> **Written exercise**
Every line of the material below must be repeated exactly.

**** Recorded data ****

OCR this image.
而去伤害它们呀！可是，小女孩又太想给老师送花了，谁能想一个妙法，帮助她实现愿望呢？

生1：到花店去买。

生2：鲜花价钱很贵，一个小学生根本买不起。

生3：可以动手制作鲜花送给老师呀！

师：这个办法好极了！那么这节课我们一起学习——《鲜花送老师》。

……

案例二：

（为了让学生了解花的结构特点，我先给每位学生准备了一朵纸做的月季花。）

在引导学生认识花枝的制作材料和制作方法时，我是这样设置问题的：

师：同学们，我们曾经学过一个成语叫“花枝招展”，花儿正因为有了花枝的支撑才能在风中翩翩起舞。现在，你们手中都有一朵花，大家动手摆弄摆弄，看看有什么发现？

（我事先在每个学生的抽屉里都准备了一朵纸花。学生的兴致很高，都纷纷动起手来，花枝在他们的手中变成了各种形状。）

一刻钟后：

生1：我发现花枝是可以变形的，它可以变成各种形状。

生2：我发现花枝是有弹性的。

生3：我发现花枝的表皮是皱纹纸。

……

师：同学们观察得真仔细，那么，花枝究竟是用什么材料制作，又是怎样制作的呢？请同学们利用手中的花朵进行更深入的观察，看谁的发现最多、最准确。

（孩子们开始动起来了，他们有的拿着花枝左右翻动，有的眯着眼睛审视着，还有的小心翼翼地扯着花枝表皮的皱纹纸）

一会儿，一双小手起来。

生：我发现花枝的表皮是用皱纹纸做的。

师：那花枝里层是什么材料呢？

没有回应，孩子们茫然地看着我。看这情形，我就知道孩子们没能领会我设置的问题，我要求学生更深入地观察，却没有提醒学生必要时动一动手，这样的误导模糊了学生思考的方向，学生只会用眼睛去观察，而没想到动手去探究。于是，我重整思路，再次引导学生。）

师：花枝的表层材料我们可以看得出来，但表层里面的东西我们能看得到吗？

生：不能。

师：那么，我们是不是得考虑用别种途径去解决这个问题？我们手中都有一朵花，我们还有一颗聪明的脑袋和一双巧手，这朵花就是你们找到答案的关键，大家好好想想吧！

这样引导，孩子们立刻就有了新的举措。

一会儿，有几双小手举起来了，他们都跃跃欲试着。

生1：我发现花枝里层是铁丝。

****

> **Answer to the problem**
OCR this image.
而去伤害它们呀！可是，小女孩又太想给老师送花了，谁能想一个妙法，帮助她实现愿望呢？

生1：到花店去买。

生2：鲜花价钱很贵，一个小学生根本买不起。

生3：可以动手制作鲜花送给老师呀！

师：这个办法好极了！那么这节课我们一起学习——《鲜花送老师》。

……

案例二：

（为了让学生了解花的结构特点，我先给每位学生准备了一朵纸做的月季花。）

在引导学生认识花枝的制作材料和制作方法时，我是这样设置问题的：

师：同学们，我们曾经学过一个成语叫“花枝招展”，花儿正因为有了花枝的支撑才能在风中翩翩起舞。现在，你们手中都有一朵花，大家动手摆弄摆弄，看看有什么发现？

（我事先在每个学生的抽屉里都准备了一朵纸花。学生的兴致很高，都纷纷动起手来，花枝在他们的手中变成了各种形状。）

一刻钟后：

生1：我发现花枝是可以变形的，它可以变成各种形状。

生2：我发现花枝是有弹性的。

生3：我发现花枝的表皮是皱纹纸。

……

师：同学们观察得真仔细，那么，花枝究竟是用什么材料制作，又是怎样制作的呢？请同学们利用手中的花朵进行更深入的观察，看谁的发现最多、最准确。

（孩子们开始动起来了，他们有的拿着花枝左右翻动，有的眯着眼睛审视着，还有的小心翼翼地扯着花枝表皮的皱纹纸）

一会儿，一双小手起来。

生：我发现花枝的表皮是用皱纹纸做的。

师：那花枝里层是什么材料呢？

没有回应，孩子们茫然地看着我。看这情形，我就知道孩子们没能领会我设置的问题，我要求学生更深入地观察，却没有提醒学生必要时动一动手，这样的误导模糊了学生思考的方向，学生只会用眼睛去观察，而没想到动手去探究。于是，我重整思路，再次引导学生。）

师：花枝的表层材料我们可以看得出来，但表层里面的东西我们能看得到吗？

生：不能。

师：那么，我们是不是得考虑用别种途径去解决这个问题？我们手中都有一朵花，我们还有一颗聪明的脑袋和一双巧手，这朵花就是你们找到答案的关键，大家好好想想吧！

这样引导，孩子们立刻就有了新的举措。

一会儿，有几双小手举起来了，他们都跃跃欲试着。

生1：我发现花枝里层是铁丝。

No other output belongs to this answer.